Track down each line that has the word "Canadian" and copy it.
****************
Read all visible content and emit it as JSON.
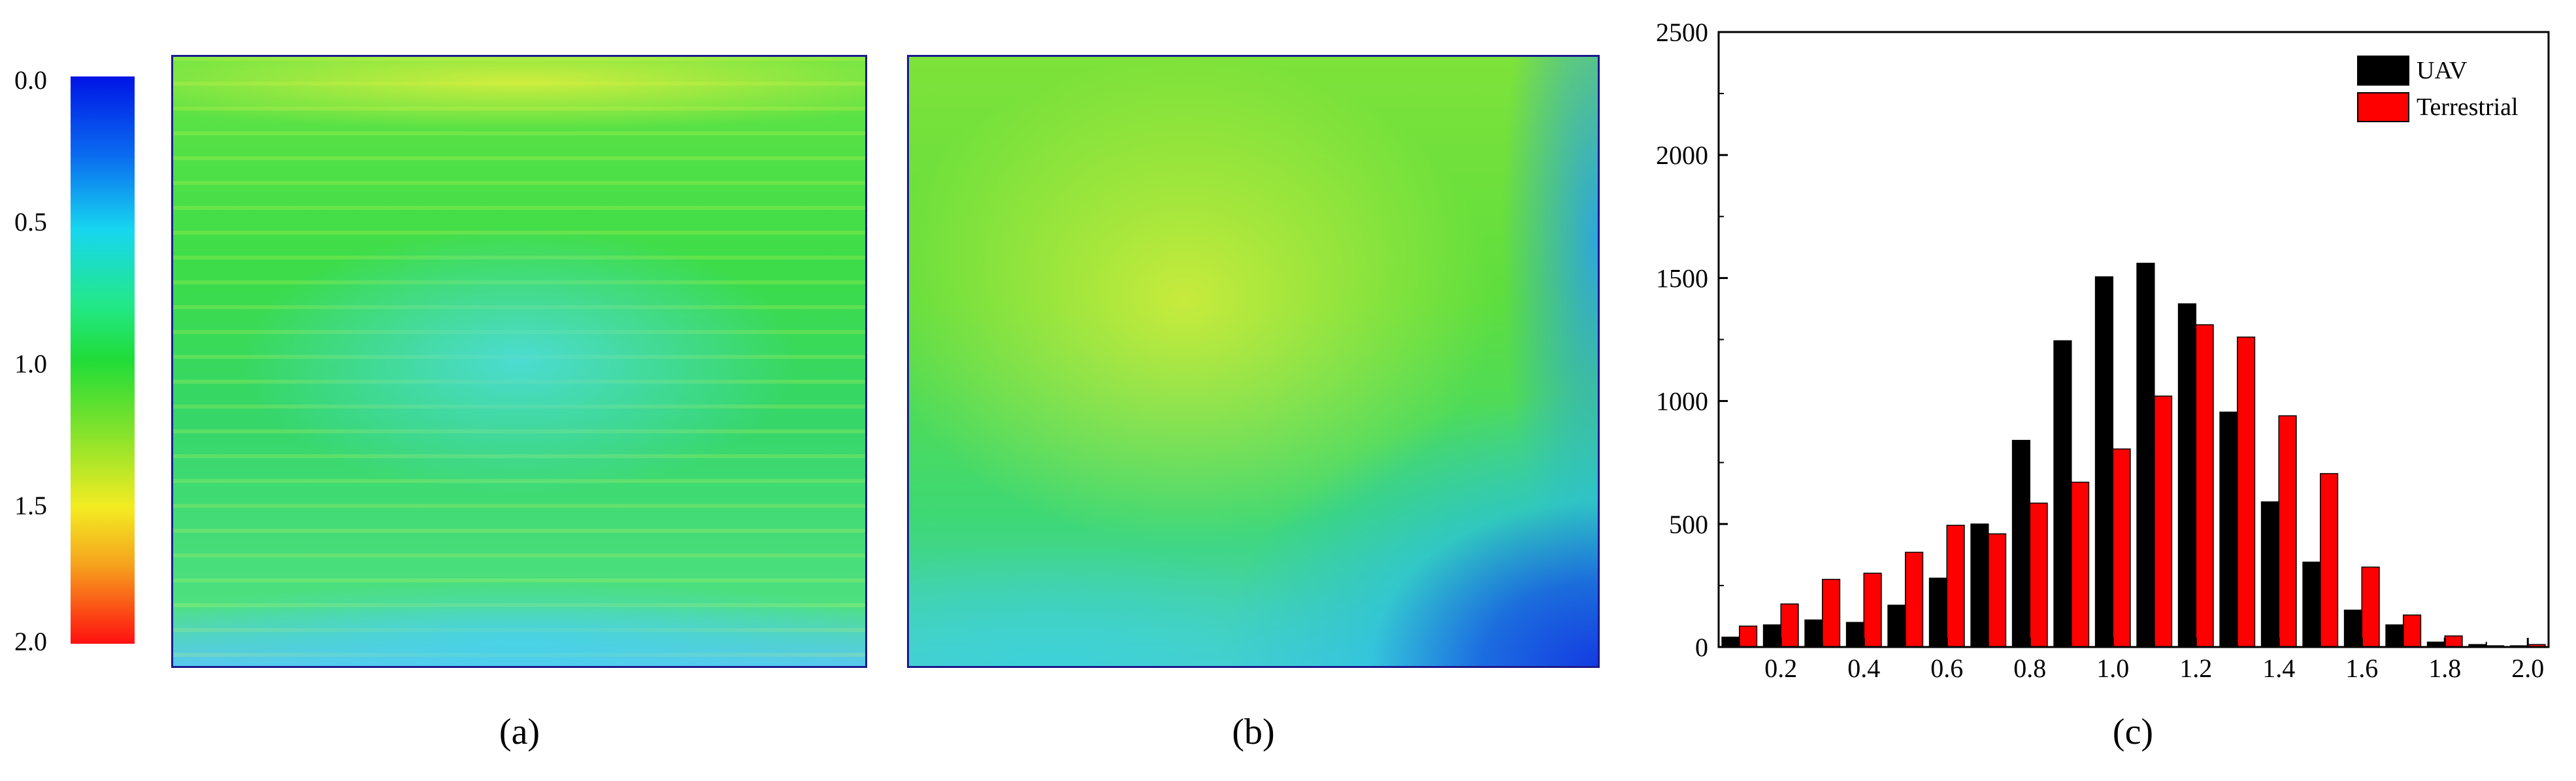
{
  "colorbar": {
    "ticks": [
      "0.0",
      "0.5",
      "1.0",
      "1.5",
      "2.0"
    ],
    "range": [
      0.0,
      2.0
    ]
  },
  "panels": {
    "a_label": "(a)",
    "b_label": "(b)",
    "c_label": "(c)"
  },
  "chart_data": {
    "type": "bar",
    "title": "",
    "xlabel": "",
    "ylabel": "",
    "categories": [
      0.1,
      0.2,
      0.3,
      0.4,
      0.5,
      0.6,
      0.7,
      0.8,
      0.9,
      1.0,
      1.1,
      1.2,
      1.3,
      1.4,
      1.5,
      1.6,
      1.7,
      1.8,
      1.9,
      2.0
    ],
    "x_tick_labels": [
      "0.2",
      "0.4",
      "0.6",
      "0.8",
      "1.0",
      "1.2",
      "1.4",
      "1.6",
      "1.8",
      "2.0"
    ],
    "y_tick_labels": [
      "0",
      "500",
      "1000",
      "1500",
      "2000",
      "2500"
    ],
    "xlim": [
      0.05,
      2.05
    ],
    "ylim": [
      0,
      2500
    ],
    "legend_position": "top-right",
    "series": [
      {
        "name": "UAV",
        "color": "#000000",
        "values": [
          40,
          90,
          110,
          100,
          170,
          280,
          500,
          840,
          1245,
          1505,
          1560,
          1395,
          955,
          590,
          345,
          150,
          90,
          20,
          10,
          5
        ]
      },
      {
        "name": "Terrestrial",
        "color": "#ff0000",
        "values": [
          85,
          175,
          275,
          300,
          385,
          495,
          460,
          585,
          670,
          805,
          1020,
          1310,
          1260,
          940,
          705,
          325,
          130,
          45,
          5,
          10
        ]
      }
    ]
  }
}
****************
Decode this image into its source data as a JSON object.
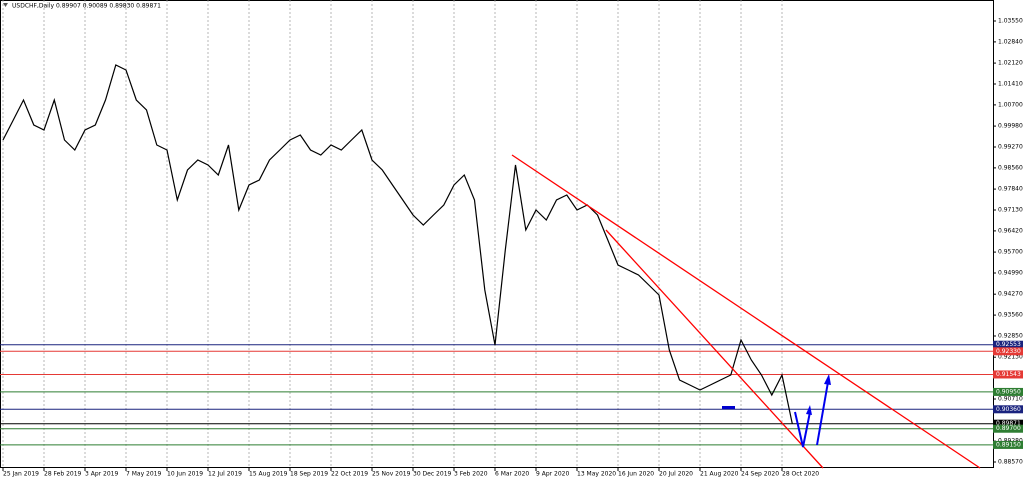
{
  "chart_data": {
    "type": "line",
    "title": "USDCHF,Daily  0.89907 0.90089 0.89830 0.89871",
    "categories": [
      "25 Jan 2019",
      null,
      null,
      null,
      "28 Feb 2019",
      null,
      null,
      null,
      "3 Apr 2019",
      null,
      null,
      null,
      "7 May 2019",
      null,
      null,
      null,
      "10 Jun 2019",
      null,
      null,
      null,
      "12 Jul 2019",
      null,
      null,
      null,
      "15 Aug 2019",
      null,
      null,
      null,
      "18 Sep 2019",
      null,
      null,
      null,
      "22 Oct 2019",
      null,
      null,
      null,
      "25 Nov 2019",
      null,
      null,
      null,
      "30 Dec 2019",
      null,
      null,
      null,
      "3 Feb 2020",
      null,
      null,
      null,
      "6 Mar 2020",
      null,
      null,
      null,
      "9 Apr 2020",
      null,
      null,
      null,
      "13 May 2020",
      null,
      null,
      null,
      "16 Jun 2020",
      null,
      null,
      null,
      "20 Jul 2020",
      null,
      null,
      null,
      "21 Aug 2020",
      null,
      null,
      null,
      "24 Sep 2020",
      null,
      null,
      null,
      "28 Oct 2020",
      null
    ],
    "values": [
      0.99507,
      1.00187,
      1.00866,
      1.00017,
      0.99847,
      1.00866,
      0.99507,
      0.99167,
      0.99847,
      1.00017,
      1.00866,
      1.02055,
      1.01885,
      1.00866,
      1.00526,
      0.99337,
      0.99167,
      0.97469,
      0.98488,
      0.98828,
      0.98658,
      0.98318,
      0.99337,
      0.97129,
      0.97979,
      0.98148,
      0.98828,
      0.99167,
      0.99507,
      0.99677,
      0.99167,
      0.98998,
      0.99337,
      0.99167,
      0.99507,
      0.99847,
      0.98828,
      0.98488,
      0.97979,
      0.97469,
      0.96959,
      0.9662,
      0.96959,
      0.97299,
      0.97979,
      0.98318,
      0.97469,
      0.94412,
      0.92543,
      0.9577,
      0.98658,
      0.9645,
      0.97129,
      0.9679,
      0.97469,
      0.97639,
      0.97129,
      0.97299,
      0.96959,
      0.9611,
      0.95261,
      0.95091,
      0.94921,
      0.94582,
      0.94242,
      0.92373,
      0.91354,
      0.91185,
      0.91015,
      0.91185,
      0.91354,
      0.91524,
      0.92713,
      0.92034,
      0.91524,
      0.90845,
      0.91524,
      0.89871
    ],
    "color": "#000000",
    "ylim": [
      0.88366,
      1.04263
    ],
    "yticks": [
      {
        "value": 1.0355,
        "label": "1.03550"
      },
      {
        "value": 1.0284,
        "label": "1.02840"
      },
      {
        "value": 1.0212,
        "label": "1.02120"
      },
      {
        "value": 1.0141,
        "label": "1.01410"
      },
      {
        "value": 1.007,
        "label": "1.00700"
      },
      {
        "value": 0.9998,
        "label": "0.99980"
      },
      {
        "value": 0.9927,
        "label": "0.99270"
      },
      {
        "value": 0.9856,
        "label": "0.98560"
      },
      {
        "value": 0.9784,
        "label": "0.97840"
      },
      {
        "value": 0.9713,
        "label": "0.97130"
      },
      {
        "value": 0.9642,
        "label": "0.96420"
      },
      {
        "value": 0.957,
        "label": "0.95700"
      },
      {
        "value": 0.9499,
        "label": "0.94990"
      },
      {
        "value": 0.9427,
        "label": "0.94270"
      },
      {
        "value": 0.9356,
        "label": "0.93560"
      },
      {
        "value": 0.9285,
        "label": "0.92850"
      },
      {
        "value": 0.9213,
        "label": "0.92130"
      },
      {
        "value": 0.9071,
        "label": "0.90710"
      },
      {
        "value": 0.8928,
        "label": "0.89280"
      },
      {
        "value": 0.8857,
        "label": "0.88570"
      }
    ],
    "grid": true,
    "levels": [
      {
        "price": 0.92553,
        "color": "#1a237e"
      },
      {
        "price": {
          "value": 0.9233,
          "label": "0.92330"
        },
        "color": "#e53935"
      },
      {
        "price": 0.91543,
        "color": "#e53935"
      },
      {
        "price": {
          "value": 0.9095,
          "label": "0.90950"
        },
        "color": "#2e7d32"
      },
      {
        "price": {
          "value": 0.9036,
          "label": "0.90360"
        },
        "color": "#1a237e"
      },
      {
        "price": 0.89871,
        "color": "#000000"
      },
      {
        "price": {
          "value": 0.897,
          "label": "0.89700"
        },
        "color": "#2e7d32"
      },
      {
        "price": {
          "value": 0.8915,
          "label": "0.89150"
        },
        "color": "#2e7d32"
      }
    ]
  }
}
****************
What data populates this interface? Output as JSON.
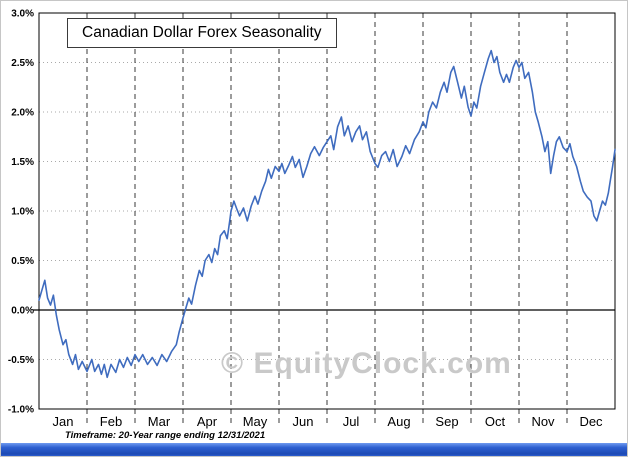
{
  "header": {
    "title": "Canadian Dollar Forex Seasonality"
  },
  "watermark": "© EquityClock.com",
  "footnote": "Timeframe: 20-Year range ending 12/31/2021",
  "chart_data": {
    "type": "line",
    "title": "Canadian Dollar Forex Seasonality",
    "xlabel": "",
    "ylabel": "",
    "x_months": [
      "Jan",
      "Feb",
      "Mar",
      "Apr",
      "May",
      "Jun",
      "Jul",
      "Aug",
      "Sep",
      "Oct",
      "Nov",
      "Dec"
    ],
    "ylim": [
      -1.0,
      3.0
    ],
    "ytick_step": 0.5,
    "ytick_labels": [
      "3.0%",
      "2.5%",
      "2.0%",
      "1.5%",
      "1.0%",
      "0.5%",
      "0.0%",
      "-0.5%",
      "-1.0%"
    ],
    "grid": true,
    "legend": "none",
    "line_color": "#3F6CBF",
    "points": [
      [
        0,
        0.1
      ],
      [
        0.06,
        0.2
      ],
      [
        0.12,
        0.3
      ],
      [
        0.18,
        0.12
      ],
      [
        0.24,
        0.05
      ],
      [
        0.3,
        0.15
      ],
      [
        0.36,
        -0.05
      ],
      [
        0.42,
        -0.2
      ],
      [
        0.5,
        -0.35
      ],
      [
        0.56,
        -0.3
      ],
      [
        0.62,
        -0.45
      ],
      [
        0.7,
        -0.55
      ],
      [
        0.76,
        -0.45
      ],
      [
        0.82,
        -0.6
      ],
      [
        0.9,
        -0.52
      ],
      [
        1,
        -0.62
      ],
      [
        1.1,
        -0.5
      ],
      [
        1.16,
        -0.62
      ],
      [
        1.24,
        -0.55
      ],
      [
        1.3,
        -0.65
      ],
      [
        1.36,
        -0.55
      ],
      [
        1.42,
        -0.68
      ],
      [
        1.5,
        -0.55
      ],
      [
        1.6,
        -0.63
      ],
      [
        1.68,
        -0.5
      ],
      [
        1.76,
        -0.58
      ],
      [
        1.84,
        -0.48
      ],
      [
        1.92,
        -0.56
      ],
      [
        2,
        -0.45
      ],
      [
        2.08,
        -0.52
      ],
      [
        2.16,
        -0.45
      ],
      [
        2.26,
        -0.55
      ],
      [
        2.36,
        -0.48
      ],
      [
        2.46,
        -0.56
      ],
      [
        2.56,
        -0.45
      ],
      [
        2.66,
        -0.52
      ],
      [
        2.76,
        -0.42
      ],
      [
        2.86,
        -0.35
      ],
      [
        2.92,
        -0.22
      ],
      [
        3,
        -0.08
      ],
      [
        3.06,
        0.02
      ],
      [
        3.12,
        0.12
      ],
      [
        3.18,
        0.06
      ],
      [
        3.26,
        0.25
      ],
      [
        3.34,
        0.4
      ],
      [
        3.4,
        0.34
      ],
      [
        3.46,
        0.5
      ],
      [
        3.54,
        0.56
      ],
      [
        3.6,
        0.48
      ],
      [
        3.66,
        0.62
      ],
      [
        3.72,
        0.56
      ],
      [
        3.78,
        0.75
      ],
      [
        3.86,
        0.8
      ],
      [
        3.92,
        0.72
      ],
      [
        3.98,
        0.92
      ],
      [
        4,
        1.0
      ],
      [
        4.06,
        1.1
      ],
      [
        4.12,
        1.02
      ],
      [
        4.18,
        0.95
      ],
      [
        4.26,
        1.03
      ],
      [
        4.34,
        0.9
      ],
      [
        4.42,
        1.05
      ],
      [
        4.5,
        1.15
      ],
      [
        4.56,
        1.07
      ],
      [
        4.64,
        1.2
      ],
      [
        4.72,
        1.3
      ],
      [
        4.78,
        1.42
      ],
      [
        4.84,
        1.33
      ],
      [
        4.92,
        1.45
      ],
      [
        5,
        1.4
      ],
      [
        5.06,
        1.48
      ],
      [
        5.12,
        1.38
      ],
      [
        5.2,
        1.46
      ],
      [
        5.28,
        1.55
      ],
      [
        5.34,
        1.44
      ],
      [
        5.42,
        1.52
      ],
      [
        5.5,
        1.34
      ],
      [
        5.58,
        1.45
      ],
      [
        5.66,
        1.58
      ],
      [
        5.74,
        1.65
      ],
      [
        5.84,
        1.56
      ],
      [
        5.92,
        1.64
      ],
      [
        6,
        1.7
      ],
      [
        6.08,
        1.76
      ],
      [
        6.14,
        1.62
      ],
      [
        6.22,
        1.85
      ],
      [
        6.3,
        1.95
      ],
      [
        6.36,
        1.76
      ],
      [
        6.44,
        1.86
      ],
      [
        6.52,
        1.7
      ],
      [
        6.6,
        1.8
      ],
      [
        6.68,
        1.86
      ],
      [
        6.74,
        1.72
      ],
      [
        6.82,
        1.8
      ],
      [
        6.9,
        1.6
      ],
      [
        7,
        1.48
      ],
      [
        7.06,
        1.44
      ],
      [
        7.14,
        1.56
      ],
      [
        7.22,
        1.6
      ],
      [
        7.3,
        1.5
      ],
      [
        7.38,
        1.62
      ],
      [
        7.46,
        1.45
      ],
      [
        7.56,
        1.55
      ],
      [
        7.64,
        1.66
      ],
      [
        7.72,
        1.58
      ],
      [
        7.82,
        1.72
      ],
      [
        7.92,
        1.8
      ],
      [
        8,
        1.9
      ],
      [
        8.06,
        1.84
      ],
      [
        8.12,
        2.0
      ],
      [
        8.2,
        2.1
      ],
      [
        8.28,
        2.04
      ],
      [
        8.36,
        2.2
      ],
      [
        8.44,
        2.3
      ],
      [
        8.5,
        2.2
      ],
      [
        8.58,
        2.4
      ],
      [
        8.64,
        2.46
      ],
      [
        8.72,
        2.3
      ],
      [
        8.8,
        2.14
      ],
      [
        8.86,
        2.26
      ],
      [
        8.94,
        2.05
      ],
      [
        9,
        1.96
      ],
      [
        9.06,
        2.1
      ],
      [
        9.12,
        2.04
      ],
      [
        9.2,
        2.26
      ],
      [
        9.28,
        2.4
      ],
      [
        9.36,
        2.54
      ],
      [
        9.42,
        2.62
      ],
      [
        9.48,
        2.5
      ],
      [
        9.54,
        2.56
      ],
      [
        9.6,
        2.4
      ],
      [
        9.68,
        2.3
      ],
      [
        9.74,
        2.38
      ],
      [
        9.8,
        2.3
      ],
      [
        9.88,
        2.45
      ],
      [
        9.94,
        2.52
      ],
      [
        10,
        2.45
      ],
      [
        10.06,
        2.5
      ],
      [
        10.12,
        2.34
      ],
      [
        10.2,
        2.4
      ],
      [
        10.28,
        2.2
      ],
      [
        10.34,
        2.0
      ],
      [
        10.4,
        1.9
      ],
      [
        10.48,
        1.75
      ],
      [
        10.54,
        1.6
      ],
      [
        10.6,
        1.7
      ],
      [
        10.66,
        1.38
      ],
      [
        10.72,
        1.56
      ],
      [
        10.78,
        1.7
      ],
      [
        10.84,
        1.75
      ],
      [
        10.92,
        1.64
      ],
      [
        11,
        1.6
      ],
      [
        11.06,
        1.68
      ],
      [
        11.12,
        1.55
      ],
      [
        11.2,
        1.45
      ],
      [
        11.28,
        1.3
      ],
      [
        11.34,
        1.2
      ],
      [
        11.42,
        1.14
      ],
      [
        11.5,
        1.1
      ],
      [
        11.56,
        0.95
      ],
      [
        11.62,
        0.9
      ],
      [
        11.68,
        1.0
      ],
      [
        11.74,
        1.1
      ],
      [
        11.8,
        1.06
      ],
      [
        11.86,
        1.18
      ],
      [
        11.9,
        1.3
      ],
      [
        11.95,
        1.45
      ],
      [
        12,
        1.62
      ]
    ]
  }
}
****************
TASK SOLUTION:
    "title": "Canadian Dollar Forex Seasonality"
    "title": "Canadian Dollar Forex Seasonality",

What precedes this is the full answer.